» WRITTEN PROBLEM
Look for the string "העתירה" and copy every line that has it.

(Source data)

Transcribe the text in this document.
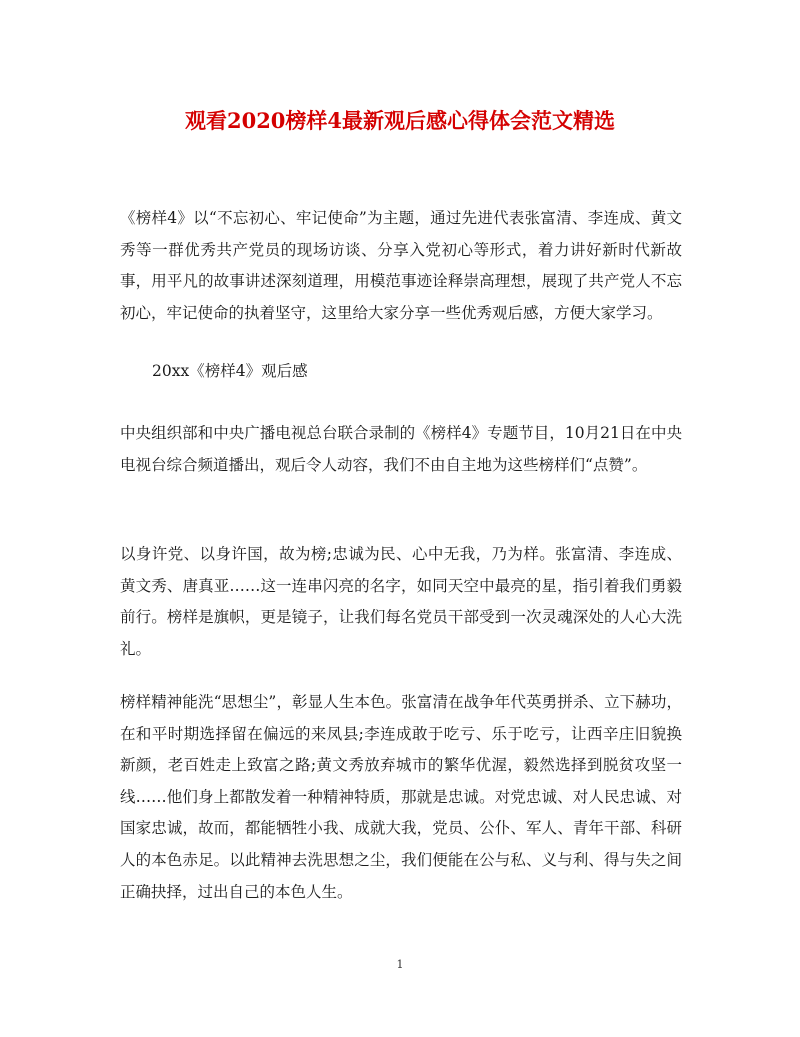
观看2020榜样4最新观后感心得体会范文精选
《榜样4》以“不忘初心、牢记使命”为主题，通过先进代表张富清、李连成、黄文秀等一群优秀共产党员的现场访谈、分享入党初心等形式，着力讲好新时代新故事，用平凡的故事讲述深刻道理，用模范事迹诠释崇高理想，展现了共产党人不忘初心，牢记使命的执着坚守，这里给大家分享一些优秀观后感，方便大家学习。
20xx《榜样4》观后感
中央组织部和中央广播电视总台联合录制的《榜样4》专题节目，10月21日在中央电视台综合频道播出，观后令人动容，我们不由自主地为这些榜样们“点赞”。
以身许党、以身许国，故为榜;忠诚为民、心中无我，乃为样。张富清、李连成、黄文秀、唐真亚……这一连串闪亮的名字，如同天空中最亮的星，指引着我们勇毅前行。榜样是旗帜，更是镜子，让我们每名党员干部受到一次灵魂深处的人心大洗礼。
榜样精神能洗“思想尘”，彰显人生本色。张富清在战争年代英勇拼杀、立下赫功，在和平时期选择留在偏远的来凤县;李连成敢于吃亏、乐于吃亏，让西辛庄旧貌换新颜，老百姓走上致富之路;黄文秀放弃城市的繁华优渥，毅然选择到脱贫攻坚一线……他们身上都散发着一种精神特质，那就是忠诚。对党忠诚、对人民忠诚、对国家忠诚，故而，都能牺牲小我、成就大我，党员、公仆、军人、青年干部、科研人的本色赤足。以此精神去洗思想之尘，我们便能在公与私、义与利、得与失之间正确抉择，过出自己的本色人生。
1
==
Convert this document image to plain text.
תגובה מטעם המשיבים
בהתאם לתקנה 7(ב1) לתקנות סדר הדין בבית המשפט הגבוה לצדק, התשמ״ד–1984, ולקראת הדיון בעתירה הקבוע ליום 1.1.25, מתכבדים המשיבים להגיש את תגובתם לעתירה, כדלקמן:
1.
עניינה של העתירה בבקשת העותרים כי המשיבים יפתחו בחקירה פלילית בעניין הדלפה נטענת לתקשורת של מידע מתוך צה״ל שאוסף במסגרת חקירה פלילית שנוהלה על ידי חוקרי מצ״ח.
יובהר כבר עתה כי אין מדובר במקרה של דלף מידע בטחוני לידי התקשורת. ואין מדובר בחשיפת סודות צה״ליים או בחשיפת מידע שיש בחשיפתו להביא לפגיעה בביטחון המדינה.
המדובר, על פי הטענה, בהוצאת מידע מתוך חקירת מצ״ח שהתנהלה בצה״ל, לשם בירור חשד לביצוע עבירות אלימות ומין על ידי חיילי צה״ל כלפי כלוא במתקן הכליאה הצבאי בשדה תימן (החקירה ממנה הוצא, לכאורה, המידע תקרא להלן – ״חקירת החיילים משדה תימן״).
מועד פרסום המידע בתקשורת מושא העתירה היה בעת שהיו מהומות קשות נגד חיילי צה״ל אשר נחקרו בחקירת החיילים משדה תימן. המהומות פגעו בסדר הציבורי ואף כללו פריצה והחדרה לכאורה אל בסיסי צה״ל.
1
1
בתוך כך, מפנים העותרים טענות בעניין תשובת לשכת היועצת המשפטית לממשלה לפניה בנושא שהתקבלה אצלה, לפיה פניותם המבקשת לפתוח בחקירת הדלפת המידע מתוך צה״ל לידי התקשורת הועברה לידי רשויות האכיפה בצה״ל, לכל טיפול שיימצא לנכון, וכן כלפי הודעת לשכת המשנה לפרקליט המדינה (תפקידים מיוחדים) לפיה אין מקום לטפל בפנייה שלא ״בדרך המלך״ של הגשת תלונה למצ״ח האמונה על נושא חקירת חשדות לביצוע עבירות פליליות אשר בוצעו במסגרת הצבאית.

» FINAL ANSWER
עניינה של העתירה בבקשת העותרים כי המשיבים יפתחו בחקירה פלילית בעניין הדלפה נטענת לתקשורת של מידע מתוך צה״ל שאוסף במסגרת חקירה פלילית שנוהלה על ידי חוקרי מצ״ח.
מועד פרסום המידע בתקשורת מושא העתירה היה בעת שהיו מהומות קשות נגד חיילי צה״ל אשר נחקרו בחקירת החיילים משדה תימן. המהומות פגעו בסדר הציבורי ואף כללו פריצה והחדרה לכאורה אל בסיסי צה״ל.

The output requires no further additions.